▸ Article
+--
About That Oil Price

Update: Crude closes at another record:

Oil prices end at record high

Light, sweet crude for November delivery rose $1.48 to settle at $87.61 a barrel on the New York Mercantile Exchange. Oil prices reached a new record trading high of $88.20 earlier in the session and eclipsed the record close of $86.13 a barrel set on Monday.

Meanwhile, demand concerns have risen since reports in recent days from the Energy Department, the International Energy Agency and the Organization of Petroleum Exporting Countries have suggested oil supplies are flat or falling as demand is growing.

The surge in prices has also attracted lots of speculative investment money, further driving prices higher. And the tight supply and demand situation magnifies the price effect of geopolitical tensions, as there is less spare supply available globally to cover a disruption from someplace like Iran, Nigeria or Venezuela.

The falling U.S. dollar has also played a role, as oil worldwide is priced in dollars. Oil producing nations have less incentive to ramp up output if the buying power they receive per barrel is declining, and foreign consumers have less incentive to reduce demand if oil is, relatively, getting cheaper for them.


With oil prices closing above $86 yesterday, a number of people have asked if I am starting to sweat my $1,000 bet that crude won’t make it to $100 this year. In order to reach that level, oil still has to advance another 16% in the last 2.5 months of the year. That may not seem like much, but remember that is on top of the already strong run that it has had. I expect people to start taking profits pretty soon, and I think there will be resistance between here and $100. OPEC will also be under pressure to produce more, and if they announce that they will do so, it could drop the price very quickly.

As far as the bet goes, as I told many people when I made it, I am hedged pretty well. As oil prices increase, my company’s stock price increases. So, if oil reaches $100, I will earn more than $1,000 from the stock appreciation. Of course the worst possible scenario is for oil to just crack $100, and then retreat back to $75, taking my company’s stock price down with it.

The Oil Drum is conducting a poll to see where readers think oil prices are headed:

Where are oil prices headed?

By more than a 2 to 1 margin, readers think oil prices will reach $93 before they reach $79. I voted for $79 before $93.

Yesterday’s OPIS report covered this story at great length. They also showed that speculators are playing a major role here (I know some don’t believe this, but numbers are provided below). Here are some excerpts:

There was no shortage of bullish headlines to support the crude move but the momentous settle still left analysts scratching their heads. One analyst noted a “tough market to peg,” and a rally that “doesn’t seem to stop.” ExxonMobil’s CEO Rex Tillerson was among the perplexed, telling Dow Jones that market fundamentals don’t support $86/bbl crude oil.
+--
Saved entries:
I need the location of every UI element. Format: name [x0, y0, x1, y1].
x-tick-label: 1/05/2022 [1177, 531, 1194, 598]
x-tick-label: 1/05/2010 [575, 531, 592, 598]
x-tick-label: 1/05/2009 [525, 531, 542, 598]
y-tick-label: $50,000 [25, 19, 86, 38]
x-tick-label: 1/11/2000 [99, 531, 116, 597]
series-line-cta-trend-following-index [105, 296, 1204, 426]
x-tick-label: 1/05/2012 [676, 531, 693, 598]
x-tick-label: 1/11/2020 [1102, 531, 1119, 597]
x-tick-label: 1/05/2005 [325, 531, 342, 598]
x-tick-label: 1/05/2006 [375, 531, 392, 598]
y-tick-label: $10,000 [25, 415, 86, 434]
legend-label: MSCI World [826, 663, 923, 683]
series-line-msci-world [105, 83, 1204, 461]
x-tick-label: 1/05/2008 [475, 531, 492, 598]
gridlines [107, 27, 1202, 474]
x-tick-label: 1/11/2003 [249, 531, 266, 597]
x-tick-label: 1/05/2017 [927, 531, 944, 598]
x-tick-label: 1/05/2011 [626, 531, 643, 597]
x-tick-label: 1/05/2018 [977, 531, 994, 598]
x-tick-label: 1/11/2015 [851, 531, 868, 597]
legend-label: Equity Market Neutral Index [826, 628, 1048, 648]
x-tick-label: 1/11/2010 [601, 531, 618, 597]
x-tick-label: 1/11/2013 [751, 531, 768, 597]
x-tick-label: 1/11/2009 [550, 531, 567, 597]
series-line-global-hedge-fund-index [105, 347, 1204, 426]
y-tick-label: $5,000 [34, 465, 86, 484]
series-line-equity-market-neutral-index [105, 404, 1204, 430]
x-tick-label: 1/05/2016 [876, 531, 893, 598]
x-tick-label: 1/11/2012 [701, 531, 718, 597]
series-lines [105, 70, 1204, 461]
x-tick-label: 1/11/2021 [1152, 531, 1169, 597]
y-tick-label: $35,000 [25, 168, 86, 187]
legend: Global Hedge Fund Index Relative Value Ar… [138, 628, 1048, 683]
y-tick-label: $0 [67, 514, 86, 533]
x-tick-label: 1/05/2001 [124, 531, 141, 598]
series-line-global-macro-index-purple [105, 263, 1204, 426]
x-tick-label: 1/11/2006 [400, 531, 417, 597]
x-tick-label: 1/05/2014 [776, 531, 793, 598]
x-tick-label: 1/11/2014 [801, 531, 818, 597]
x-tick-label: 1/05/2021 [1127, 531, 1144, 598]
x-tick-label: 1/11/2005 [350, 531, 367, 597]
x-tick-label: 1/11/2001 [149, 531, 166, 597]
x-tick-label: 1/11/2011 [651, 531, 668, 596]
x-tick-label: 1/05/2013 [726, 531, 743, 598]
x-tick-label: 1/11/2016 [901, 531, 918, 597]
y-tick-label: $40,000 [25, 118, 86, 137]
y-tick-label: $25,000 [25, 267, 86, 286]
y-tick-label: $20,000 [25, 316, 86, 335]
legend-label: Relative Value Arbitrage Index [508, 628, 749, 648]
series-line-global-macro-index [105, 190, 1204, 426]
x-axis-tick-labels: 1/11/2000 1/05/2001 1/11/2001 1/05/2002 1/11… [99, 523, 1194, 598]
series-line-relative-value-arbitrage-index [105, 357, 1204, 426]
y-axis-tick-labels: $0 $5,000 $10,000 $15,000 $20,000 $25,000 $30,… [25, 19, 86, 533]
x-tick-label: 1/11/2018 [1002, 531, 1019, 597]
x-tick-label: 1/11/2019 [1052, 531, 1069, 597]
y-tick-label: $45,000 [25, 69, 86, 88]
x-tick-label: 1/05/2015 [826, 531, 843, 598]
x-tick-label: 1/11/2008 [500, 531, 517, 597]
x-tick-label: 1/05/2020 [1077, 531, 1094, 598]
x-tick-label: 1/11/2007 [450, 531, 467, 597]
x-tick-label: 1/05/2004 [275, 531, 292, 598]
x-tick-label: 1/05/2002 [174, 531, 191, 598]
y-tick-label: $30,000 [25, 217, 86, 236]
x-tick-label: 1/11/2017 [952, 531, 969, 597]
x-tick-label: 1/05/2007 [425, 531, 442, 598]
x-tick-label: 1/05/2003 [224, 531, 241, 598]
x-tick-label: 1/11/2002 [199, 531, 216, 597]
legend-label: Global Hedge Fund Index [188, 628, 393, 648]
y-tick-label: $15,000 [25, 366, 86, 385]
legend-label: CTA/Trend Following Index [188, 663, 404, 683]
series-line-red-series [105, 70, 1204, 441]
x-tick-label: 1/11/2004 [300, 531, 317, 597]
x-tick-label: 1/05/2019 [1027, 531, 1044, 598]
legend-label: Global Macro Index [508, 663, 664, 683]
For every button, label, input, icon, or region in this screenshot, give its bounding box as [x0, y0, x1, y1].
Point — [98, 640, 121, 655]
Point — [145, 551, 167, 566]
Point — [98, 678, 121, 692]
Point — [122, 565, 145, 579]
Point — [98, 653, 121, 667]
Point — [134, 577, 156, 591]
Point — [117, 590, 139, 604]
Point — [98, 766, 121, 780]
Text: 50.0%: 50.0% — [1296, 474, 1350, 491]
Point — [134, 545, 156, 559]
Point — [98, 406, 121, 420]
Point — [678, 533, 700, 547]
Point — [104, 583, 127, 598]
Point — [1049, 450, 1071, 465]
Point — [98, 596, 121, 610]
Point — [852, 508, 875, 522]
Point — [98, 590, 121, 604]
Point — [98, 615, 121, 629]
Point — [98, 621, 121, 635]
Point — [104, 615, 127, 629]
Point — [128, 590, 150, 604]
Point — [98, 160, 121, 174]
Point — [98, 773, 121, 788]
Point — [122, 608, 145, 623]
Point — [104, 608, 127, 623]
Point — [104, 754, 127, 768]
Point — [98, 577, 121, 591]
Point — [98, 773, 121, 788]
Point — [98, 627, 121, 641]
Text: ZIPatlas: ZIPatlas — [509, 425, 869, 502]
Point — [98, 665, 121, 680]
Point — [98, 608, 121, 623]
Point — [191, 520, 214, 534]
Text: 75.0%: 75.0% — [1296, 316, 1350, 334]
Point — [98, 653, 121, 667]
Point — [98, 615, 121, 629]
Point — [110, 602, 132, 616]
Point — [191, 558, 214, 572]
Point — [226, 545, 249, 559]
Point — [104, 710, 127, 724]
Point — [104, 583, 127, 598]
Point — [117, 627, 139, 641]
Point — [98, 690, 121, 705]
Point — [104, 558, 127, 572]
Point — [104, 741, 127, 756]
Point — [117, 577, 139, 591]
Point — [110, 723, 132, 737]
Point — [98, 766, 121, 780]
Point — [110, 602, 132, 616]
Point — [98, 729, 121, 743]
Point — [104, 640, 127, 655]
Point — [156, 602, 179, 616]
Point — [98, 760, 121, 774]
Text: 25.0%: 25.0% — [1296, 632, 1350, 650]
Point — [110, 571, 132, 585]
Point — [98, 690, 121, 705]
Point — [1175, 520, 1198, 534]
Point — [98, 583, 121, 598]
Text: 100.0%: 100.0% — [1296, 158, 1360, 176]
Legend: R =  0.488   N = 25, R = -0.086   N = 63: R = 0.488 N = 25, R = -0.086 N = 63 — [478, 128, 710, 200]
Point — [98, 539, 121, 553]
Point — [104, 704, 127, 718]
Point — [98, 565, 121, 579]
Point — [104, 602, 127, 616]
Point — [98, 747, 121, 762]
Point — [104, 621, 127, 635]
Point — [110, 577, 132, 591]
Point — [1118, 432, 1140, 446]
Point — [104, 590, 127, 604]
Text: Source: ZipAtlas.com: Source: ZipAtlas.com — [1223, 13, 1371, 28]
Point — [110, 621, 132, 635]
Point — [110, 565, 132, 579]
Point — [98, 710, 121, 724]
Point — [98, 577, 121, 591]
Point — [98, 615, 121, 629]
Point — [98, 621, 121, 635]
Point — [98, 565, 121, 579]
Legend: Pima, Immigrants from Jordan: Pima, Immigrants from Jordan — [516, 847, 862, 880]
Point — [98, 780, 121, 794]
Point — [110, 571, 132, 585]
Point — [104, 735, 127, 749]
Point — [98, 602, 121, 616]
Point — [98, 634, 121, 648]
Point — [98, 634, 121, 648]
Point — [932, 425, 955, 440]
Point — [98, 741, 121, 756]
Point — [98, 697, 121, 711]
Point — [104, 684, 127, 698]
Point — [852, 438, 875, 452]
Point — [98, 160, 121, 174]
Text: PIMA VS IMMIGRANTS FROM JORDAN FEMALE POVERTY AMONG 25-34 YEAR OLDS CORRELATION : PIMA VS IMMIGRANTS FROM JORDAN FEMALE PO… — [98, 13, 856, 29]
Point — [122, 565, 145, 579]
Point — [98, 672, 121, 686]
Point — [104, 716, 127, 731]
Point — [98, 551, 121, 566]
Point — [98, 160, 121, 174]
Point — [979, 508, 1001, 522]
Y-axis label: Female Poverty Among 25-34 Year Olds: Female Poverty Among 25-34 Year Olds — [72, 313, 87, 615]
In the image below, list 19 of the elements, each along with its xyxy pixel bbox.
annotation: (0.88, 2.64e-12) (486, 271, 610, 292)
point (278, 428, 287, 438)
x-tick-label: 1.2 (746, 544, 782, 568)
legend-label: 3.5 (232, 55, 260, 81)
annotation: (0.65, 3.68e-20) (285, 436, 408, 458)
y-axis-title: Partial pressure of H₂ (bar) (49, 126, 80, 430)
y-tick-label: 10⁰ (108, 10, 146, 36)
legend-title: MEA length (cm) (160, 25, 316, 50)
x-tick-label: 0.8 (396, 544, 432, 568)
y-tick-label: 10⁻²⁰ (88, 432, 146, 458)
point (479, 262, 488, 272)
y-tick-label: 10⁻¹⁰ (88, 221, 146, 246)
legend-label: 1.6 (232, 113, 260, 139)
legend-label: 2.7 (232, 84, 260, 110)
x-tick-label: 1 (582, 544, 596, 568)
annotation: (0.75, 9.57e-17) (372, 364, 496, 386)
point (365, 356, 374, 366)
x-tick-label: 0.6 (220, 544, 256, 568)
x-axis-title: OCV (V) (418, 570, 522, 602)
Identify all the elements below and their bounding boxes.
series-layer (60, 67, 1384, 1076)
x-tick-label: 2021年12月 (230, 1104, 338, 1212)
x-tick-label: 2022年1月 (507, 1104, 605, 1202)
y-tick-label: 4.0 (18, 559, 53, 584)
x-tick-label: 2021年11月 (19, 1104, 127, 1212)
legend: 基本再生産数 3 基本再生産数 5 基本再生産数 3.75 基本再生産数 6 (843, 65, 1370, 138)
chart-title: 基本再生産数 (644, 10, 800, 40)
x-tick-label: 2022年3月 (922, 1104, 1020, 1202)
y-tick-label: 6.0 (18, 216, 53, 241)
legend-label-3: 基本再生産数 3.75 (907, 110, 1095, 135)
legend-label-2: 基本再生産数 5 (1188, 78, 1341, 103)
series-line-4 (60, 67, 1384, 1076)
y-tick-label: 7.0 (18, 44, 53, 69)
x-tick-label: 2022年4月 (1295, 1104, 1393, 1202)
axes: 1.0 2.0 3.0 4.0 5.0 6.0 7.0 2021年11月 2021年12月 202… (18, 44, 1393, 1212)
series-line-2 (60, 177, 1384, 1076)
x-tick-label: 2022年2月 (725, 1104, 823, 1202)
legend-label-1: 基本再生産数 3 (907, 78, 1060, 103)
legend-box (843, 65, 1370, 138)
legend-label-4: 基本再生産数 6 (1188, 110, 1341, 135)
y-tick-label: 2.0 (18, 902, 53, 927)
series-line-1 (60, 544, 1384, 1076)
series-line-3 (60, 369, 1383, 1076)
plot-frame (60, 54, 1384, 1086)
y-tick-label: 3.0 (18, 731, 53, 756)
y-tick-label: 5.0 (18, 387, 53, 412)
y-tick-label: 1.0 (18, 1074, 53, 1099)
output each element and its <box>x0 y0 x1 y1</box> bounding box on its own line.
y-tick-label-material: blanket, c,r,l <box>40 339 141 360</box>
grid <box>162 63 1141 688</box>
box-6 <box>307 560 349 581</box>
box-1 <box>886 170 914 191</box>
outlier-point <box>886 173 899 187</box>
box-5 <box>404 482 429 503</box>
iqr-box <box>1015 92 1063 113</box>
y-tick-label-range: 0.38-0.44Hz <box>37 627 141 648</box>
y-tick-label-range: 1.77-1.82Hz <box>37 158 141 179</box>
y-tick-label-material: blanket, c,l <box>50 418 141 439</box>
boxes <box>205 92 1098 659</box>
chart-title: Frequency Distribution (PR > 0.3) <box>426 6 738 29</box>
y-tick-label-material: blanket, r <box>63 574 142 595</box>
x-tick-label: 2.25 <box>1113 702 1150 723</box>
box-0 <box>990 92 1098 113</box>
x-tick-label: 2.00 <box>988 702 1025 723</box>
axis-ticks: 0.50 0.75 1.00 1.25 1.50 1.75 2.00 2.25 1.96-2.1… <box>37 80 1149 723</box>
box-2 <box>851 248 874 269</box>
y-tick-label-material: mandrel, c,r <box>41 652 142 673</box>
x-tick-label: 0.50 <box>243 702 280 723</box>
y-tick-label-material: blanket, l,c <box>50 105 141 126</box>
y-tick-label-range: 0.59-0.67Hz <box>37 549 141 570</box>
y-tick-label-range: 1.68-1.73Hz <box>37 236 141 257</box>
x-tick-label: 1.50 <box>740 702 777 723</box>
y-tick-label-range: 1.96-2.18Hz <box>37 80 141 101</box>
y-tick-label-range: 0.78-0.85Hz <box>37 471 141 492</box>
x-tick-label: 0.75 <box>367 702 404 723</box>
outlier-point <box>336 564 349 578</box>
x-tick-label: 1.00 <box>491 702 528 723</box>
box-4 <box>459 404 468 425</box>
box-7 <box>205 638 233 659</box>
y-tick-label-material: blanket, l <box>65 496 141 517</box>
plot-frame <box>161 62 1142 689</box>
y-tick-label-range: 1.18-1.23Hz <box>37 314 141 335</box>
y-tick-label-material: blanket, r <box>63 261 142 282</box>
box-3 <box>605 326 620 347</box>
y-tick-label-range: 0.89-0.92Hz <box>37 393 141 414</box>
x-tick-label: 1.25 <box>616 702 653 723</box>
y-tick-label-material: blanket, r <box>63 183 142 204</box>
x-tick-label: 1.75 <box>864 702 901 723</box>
+--
▸ Tasks for this exercise
[1] In the oil price article, at what price did light, sweet crude for November delivery settle on the New York Mercantile Exchange?
[2] Carry on writing the oil price article from where it stops.

▸ The results
[1] $87.61 a barrel.

[2]
Regarding speculators, the numbers tell the tale:

Friday’s data from the Commodity Futures Trading Commission underscore the difference between mid-October 2007 and the same period a year ago. Data released by the CFTC on Friday show that large “non reportable” positions among long traders increased by nearly 8-million bbl for crude oil. Meanwhile, funds on the short side liquidated about 4.7-million bbl worth of contracts.

The result is a “net long” number that shows funds betting on price appreciation to the tune of a net position of 69.2-million bbl. Interestingly, this came on a day where Energy Secretary Bodman acknowledged that oil prices are no longer the province of energy companies but instead are within the trading rooms of New York, London, and other worldwide financial capitals.

The year-to-year difference in the bias is staggering. The CFTC report from October 13, 2006, showed speculative longs holding about 159-million bbl worth of crude, but speculative shorts were at nearly the exact same number. The net long position of a year ago was just 301,000 bbl. Hence, the big speculators have a net bet on higher prices that is about 230 times the net bet from one year ago.

The thing about speculators is that they can push the price down as quickly as they pushed it up. They greatly increase the volatility of oil prices.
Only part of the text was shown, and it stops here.